▶ The task
An image-free, exact copy of the records below is required.
::::
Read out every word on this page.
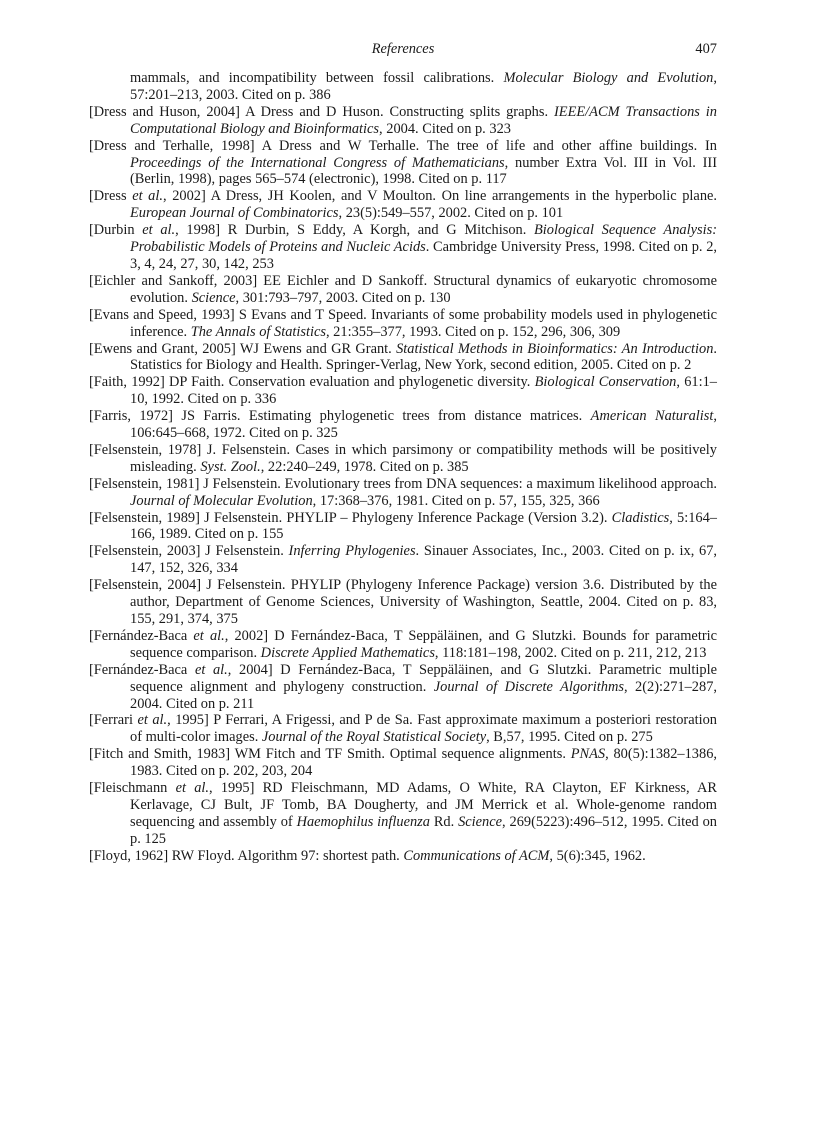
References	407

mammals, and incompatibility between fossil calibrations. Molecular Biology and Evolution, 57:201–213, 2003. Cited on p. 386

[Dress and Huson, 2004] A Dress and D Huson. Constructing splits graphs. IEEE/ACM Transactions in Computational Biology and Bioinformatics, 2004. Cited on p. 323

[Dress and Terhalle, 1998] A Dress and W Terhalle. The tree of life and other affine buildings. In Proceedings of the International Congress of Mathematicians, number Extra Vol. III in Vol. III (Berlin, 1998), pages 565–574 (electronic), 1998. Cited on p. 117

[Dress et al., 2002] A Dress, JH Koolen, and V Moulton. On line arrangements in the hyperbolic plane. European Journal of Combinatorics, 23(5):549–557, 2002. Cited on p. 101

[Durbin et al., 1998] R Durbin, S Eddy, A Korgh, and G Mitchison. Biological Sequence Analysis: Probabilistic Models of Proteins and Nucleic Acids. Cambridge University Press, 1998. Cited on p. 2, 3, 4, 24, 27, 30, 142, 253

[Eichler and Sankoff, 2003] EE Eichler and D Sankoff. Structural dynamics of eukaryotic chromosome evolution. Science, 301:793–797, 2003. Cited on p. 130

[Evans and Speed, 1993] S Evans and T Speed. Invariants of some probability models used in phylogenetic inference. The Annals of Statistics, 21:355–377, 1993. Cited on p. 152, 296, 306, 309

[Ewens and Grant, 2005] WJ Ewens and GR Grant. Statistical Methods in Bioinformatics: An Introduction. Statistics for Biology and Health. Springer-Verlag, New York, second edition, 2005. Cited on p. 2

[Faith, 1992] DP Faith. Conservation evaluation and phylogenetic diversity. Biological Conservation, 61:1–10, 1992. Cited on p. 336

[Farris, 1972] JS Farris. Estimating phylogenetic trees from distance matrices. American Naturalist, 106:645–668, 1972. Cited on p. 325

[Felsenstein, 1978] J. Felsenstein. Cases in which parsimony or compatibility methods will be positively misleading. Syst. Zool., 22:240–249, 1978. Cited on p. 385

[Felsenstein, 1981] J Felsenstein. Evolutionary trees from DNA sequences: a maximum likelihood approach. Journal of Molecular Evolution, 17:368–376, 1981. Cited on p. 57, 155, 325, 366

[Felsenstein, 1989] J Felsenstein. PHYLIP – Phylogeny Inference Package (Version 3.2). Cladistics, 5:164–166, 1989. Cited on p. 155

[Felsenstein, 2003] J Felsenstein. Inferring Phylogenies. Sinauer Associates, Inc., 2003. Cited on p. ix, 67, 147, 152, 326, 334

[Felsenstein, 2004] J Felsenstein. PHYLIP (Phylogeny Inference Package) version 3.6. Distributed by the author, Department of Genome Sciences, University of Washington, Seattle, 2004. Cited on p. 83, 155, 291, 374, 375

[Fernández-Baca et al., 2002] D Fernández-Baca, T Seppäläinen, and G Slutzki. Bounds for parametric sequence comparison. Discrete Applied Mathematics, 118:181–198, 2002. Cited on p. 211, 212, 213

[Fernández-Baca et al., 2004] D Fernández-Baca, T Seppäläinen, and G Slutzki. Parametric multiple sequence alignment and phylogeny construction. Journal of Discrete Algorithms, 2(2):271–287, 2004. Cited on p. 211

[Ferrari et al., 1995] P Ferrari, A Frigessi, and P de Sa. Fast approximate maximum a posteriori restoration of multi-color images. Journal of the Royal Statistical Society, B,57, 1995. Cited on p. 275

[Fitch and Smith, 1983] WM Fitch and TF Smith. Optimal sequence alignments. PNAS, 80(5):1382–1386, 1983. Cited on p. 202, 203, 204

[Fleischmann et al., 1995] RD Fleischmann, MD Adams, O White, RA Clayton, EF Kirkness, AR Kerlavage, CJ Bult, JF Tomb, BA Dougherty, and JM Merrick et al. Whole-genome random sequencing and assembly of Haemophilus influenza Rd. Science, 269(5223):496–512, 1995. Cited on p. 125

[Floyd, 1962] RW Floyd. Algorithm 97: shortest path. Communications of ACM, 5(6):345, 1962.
::::
▶ Output
Read out every word on this page.
References	407

mammals, and incompatibility between fossil calibrations. Molecular Biology and Evolution, 57:201–213, 2003. Cited on p. 386

[Dress and Huson, 2004] A Dress and D Huson. Constructing splits graphs. IEEE/ACM Transactions in Computational Biology and Bioinformatics, 2004. Cited on p. 323

[Dress and Terhalle, 1998] A Dress and W Terhalle. The tree of life and other affine buildings. In Proceedings of the International Congress of Mathematicians, number Extra Vol. III in Vol. III (Berlin, 1998), pages 565–574 (electronic), 1998. Cited on p. 117

[Dress et al., 2002] A Dress, JH Koolen, and V Moulton. On line arrangements in the hyperbolic plane. European Journal of Combinatorics, 23(5):549–557, 2002. Cited on p. 101

[Durbin et al., 1998] R Durbin, S Eddy, A Korgh, and G Mitchison. Biological Sequence Analysis: Probabilistic Models of Proteins and Nucleic Acids. Cambridge University Press, 1998. Cited on p. 2, 3, 4, 24, 27, 30, 142, 253

[Eichler and Sankoff, 2003] EE Eichler and D Sankoff. Structural dynamics of eukaryotic chromosome evolution. Science, 301:793–797, 2003. Cited on p. 130

[Evans and Speed, 1993] S Evans and T Speed. Invariants of some probability models used in phylogenetic inference. The Annals of Statistics, 21:355–377, 1993. Cited on p. 152, 296, 306, 309

[Ewens and Grant, 2005] WJ Ewens and GR Grant. Statistical Methods in Bioinformatics: An Introduction. Statistics for Biology and Health. Springer-Verlag, New York, second edition, 2005. Cited on p. 2

[Faith, 1992] DP Faith. Conservation evaluation and phylogenetic diversity. Biological Conservation, 61:1–10, 1992. Cited on p. 336

[Farris, 1972] JS Farris. Estimating phylogenetic trees from distance matrices. American Naturalist, 106:645–668, 1972. Cited on p. 325

[Felsenstein, 1978] J. Felsenstein. Cases in which parsimony or compatibility methods will be positively misleading. Syst. Zool., 22:240–249, 1978. Cited on p. 385

[Felsenstein, 1981] J Felsenstein. Evolutionary trees from DNA sequences: a maximum likelihood approach. Journal of Molecular Evolution, 17:368–376, 1981. Cited on p. 57, 155, 325, 366

[Felsenstein, 1989] J Felsenstein. PHYLIP – Phylogeny Inference Package (Version 3.2). Cladistics, 5:164–166, 1989. Cited on p. 155

[Felsenstein, 2003] J Felsenstein. Inferring Phylogenies. Sinauer Associates, Inc., 2003. Cited on p. ix, 67, 147, 152, 326, 334

[Felsenstein, 2004] J Felsenstein. PHYLIP (Phylogeny Inference Package) version 3.6. Distributed by the author, Department of Genome Sciences, University of Washington, Seattle, 2004. Cited on p. 83, 155, 291, 374, 375

[Fernández-Baca et al., 2002] D Fernández-Baca, T Seppäläinen, and G Slutzki. Bounds for parametric sequence comparison. Discrete Applied Mathematics, 118:181–198, 2002. Cited on p. 211, 212, 213

[Fernández-Baca et al., 2004] D Fernández-Baca, T Seppäläinen, and G Slutzki. Parametric multiple sequence alignment and phylogeny construction. Journal of Discrete Algorithms, 2(2):271–287, 2004. Cited on p. 211

[Ferrari et al., 1995] P Ferrari, A Frigessi, and P de Sa. Fast approximate maximum a posteriori restoration of multi-color images. Journal of the Royal Statistical Society, B,57, 1995. Cited on p. 275

[Fitch and Smith, 1983] WM Fitch and TF Smith. Optimal sequence alignments. PNAS, 80(5):1382–1386, 1983. Cited on p. 202, 203, 204

[Fleischmann et al., 1995] RD Fleischmann, MD Adams, O White, RA Clayton, EF Kirkness, AR Kerlavage, CJ Bult, JF Tomb, BA Dougherty, and JM Merrick et al. Whole-genome random sequencing and assembly of Haemophilus influenza Rd. Science, 269(5223):496–512, 1995. Cited on p. 125

[Floyd, 1962] RW Floyd. Algorithm 97: shortest path. Communications of ACM, 5(6):345, 1962.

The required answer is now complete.